• [EXERCISE TASK]: Lines before the one containing "Read out every word on this page." are excluded; reproduce that line and all lines after it in the entries below, exactly.

Saved data entries:
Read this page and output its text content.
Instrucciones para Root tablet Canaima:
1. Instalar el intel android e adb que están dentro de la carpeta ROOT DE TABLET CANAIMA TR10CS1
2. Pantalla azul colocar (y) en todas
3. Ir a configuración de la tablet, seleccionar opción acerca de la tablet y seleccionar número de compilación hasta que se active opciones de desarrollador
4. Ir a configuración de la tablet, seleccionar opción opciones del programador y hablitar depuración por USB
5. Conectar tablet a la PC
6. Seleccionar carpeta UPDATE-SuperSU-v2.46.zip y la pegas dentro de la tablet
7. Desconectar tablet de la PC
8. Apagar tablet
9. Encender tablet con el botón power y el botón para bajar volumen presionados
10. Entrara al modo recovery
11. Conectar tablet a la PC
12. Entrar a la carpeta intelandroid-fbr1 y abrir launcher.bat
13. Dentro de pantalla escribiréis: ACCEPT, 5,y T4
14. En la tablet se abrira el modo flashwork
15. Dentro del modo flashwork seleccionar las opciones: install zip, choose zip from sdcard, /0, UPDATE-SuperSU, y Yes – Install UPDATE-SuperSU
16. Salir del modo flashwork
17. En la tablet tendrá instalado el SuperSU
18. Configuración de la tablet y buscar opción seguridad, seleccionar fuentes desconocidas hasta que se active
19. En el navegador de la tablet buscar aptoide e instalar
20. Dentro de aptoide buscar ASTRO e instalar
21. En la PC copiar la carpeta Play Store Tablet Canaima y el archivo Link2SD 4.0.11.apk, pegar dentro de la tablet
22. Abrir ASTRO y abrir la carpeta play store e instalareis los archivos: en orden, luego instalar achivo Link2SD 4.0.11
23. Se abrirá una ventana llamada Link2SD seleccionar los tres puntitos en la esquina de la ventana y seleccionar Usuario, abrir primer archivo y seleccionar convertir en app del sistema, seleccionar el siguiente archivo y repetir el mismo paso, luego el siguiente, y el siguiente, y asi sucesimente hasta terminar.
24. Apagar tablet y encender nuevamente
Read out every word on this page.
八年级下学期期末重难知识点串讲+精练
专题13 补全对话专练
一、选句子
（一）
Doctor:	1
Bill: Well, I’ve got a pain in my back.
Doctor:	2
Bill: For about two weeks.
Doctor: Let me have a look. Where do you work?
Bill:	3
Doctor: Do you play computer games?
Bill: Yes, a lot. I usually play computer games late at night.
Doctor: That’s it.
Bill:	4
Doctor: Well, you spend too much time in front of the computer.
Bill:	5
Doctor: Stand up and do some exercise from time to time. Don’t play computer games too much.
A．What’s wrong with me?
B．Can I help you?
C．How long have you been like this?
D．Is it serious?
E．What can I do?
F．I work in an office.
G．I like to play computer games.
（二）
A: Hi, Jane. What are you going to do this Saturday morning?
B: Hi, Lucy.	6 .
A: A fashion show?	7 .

• [SOLUTION]:
Read out every word on this page.
八年级下学期期末重难知识点串讲+精练
专题13 补全对话专练
一、选句子
（一）
Doctor:	1
Bill: Well, I’ve got a pain in my back.
Doctor:	2
Bill: For about two weeks.
Doctor: Let me have a look. Where do you work?
Bill:	3
Doctor: Do you play computer games?
Bill: Yes, a lot. I usually play computer games late at night.
Doctor: That’s it.
Bill:	4
Doctor: Well, you spend too much time in front of the computer.
Bill:	5
Doctor: Stand up and do some exercise from time to time. Don’t play computer games too much.
A．What’s wrong with me?
B．Can I help you?
C．How long have you been like this?
D．Is it serious?
E．What can I do?
F．I work in an office.
G．I like to play computer games.
（二）
A: Hi, Jane. What are you going to do this Saturday morning?
B: Hi, Lucy.	6 .
A: A fashion show?	7 .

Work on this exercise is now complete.